## Short task
Extract the whole listing as it stands. Do not include the pictures.

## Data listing
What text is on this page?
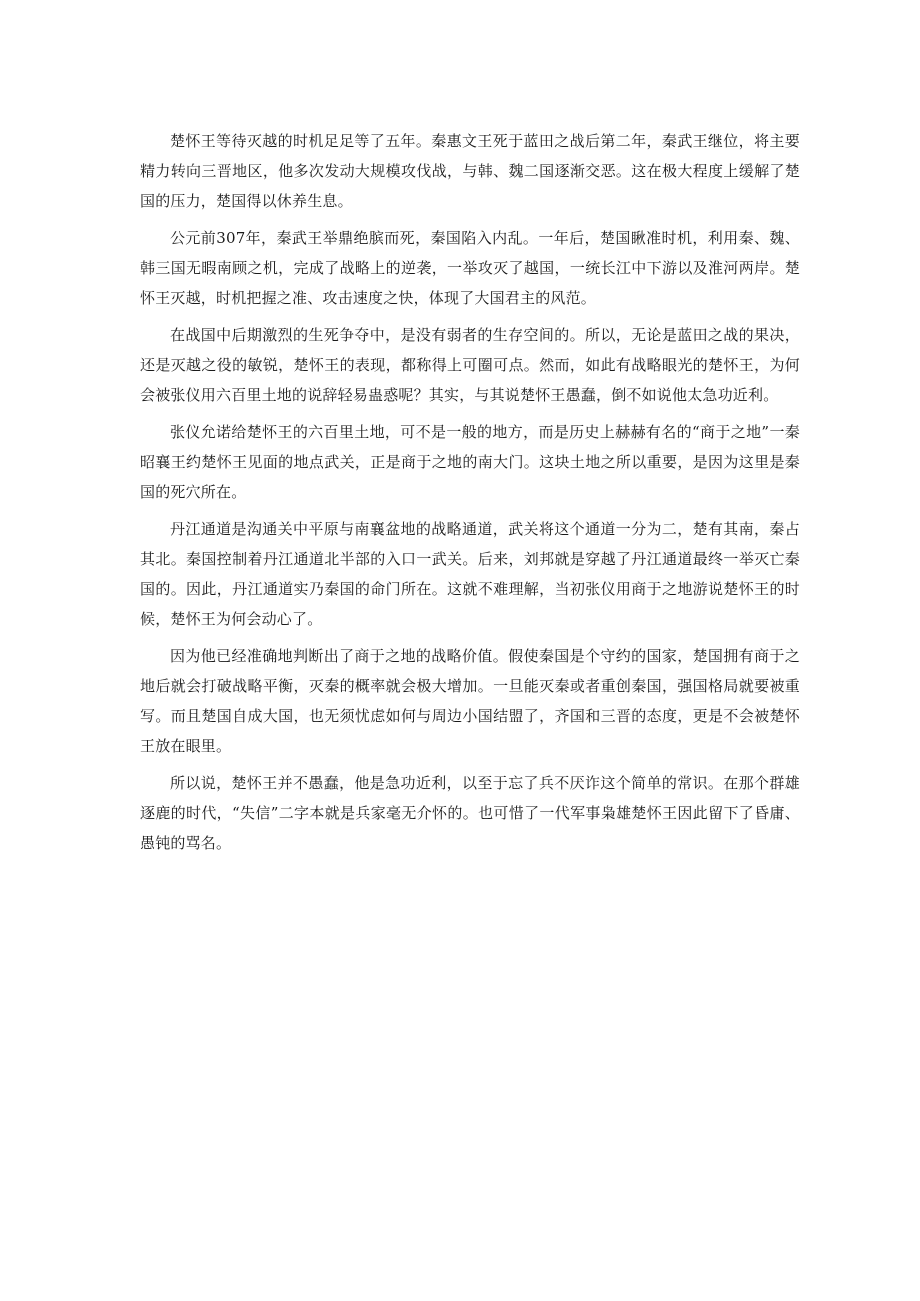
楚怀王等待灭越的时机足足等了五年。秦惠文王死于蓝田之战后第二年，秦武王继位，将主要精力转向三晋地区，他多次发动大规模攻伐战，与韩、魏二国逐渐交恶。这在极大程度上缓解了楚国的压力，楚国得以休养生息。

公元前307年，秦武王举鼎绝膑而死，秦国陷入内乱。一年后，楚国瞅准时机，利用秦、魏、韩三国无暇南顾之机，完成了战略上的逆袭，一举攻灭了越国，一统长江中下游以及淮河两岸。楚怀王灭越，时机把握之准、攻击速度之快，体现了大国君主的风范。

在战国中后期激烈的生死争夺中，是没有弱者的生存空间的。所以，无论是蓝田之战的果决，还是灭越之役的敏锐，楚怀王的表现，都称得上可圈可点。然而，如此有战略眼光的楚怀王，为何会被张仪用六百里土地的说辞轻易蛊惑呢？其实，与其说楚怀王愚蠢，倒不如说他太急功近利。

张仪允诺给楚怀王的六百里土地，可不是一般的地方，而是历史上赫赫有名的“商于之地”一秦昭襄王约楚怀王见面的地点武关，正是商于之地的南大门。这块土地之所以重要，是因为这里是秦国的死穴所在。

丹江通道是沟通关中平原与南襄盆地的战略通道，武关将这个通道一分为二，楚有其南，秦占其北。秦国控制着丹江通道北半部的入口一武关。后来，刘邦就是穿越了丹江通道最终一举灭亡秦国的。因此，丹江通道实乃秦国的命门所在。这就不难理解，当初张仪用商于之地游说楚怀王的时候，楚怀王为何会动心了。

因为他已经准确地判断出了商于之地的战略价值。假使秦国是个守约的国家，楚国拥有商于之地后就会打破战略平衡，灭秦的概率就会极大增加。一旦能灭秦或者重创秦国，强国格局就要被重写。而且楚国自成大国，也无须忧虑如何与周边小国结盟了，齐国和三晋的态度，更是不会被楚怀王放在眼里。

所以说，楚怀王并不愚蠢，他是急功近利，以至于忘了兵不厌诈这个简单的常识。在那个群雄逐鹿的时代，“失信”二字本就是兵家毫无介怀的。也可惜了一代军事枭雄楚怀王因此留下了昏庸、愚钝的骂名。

## Result of the exercise
What text is on this page?
楚怀王等待灭越的时机足足等了五年。秦惠文王死于蓝田之战后第二年，秦武王继位，将主要精力转向三晋地区，他多次发动大规模攻伐战，与韩、魏二国逐渐交恶。这在极大程度上缓解了楚国的压力，楚国得以休养生息。

公元前307年，秦武王举鼎绝膑而死，秦国陷入内乱。一年后，楚国瞅准时机，利用秦、魏、韩三国无暇南顾之机，完成了战略上的逆袭，一举攻灭了越国，一统长江中下游以及淮河两岸。楚怀王灭越，时机把握之准、攻击速度之快，体现了大国君主的风范。

在战国中后期激烈的生死争夺中，是没有弱者的生存空间的。所以，无论是蓝田之战的果决，还是灭越之役的敏锐，楚怀王的表现，都称得上可圈可点。然而，如此有战略眼光的楚怀王，为何会被张仪用六百里土地的说辞轻易蛊惑呢？其实，与其说楚怀王愚蠢，倒不如说他太急功近利。

张仪允诺给楚怀王的六百里土地，可不是一般的地方，而是历史上赫赫有名的“商于之地”一秦昭襄王约楚怀王见面的地点武关，正是商于之地的南大门。这块土地之所以重要，是因为这里是秦国的死穴所在。

丹江通道是沟通关中平原与南襄盆地的战略通道，武关将这个通道一分为二，楚有其南，秦占其北。秦国控制着丹江通道北半部的入口一武关。后来，刘邦就是穿越了丹江通道最终一举灭亡秦国的。因此，丹江通道实乃秦国的命门所在。这就不难理解，当初张仪用商于之地游说楚怀王的时候，楚怀王为何会动心了。

因为他已经准确地判断出了商于之地的战略价值。假使秦国是个守约的国家，楚国拥有商于之地后就会打破战略平衡，灭秦的概率就会极大增加。一旦能灭秦或者重创秦国，强国格局就要被重写。而且楚国自成大国，也无须忧虑如何与周边小国结盟了，齐国和三晋的态度，更是不会被楚怀王放在眼里。

所以说，楚怀王并不愚蠢，他是急功近利，以至于忘了兵不厌诈这个简单的常识。在那个群雄逐鹿的时代，“失信”二字本就是兵家毫无介怀的。也可惜了一代军事枭雄楚怀王因此留下了昏庸、愚钝的骂名。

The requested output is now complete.